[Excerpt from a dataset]
....

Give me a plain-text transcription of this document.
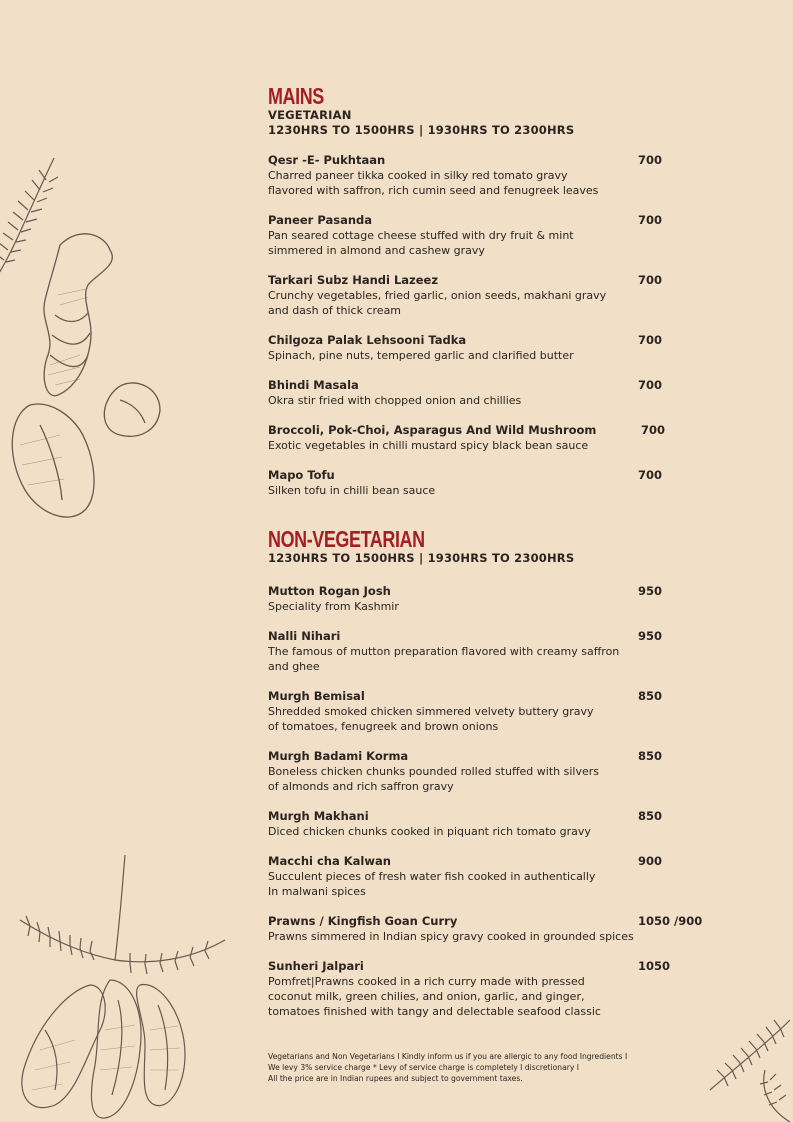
MAINS
VEGETARIAN
1230HRS TO 1500HRS | 1930HRS TO 2300HRS
Qesr -E- Pukhtaan	700
Charred paneer tikka cooked in silky red tomato gravy
flavored with saffron, rich cumin seed and fenugreek leaves
Paneer Pasanda	700
Pan seared cottage cheese stuffed with dry fruit & mint
simmered in almond and cashew gravy
Tarkari Subz Handi Lazeez	700
Crunchy vegetables, fried garlic, onion seeds, makhani gravy
and dash of thick cream
Chilgoza Palak Lehsooni Tadka	700
Spinach, pine nuts, tempered garlic and clarified butter
Bhindi Masala	700
Okra stir fried with chopped onion and chillies
Broccoli, Pok-Choi, Asparagus And Wild Mushroom	700
Exotic vegetables in chilli mustard spicy black bean sauce
Mapo Tofu	700
Silken tofu in chilli bean sauce
NON-VEGETARIAN
1230HRS TO 1500HRS | 1930HRS TO 2300HRS
Mutton Rogan Josh	950
Speciality from Kashmir
Nalli Nihari	950
The famous of mutton preparation flavored with creamy saffron
and ghee
Murgh Bemisal	850
Shredded smoked chicken simmered velvety buttery gravy
of tomatoes, fenugreek and brown onions
Murgh Badami Korma	850
Boneless chicken chunks pounded rolled stuffed with silvers
of almonds and rich saffron gravy
Murgh Makhani	850
Diced chicken chunks cooked in piquant rich tomato gravy
Macchi cha Kalwan	900
Succulent pieces of fresh water fish cooked in authentically
In malwani spices
Prawns / Kingfish Goan Curry	1050 /900
Prawns simmered in Indian spicy gravy cooked in grounded spices
Sunheri Jalpari	1050
Pomfret|Prawns cooked in a rich curry made with pressed
coconut milk, green chilies, and onion, garlic, and ginger,
tomatoes finished with tangy and delectable seafood classic
Vegetarians and Non Vegetarians I Kindly inform us if you are allergic to any food Ingredients I
We levy 3% service charge * Levy of service charge is completely I discretionary I
All the price are in Indian rupees and subject to government taxes.
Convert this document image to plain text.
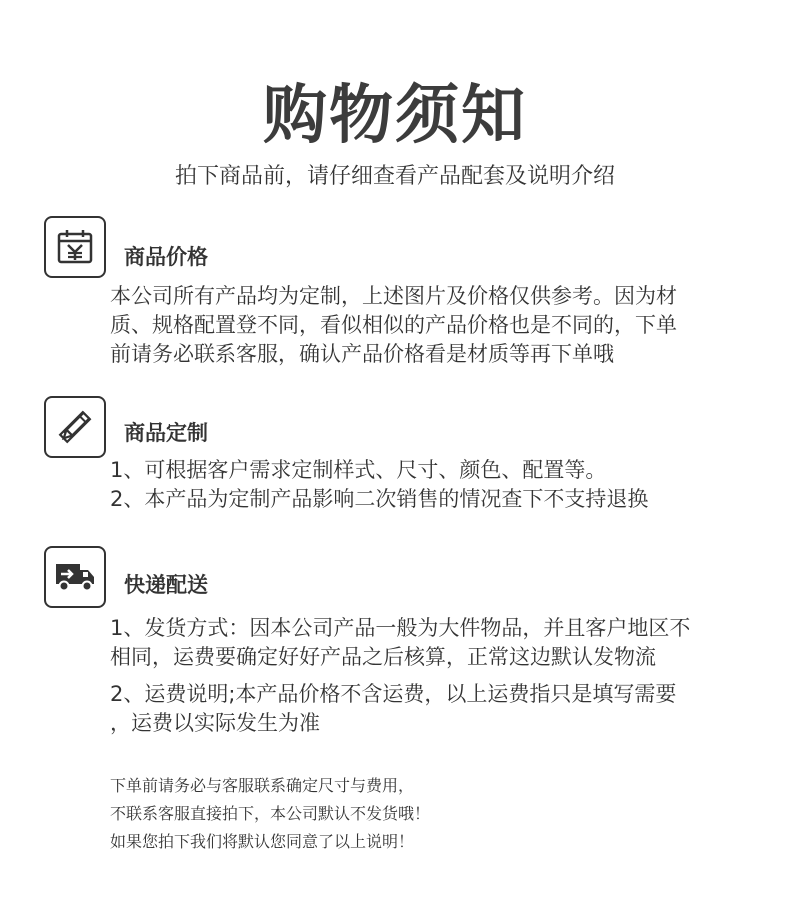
购物须知
拍下商品前，请仔细查看产品配套及说明介绍
商品价格
本公司所有产品均为定制，上述图片及价格仅供参考。因为材
质、规格配置登不同，看似相似的产品价格也是不同的，下单
前请务必联系客服，确认产品价格看是材质等再下单哦
商品定制
1、可根据客户需求定制样式、尺寸、颜色、配置等。
2、本产品为定制产品影响二次销售的情况查下不支持退换
快递配送
1、发货方式：因本公司产品一般为大件物品，并且客户地区不
相同，运费要确定好好产品之后核算，正常这边默认发物流
2、运费说明;本产品价格不含运费，以上运费指只是填写需要
，运费以实际发生为准
下单前请务必与客服联系确定尺寸与费用，
不联系客服直接拍下，本公司默认不发货哦！
如果您拍下我们将默认您同意了以上说明！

....

Stated goal: Find the lines holding "saffron" and list every one.

Complete answer:
flavored with saffron, rich cumin seed and fenugreek leaves
The famous of mutton preparation flavored with creamy saffron
of almonds and rich saffron gravy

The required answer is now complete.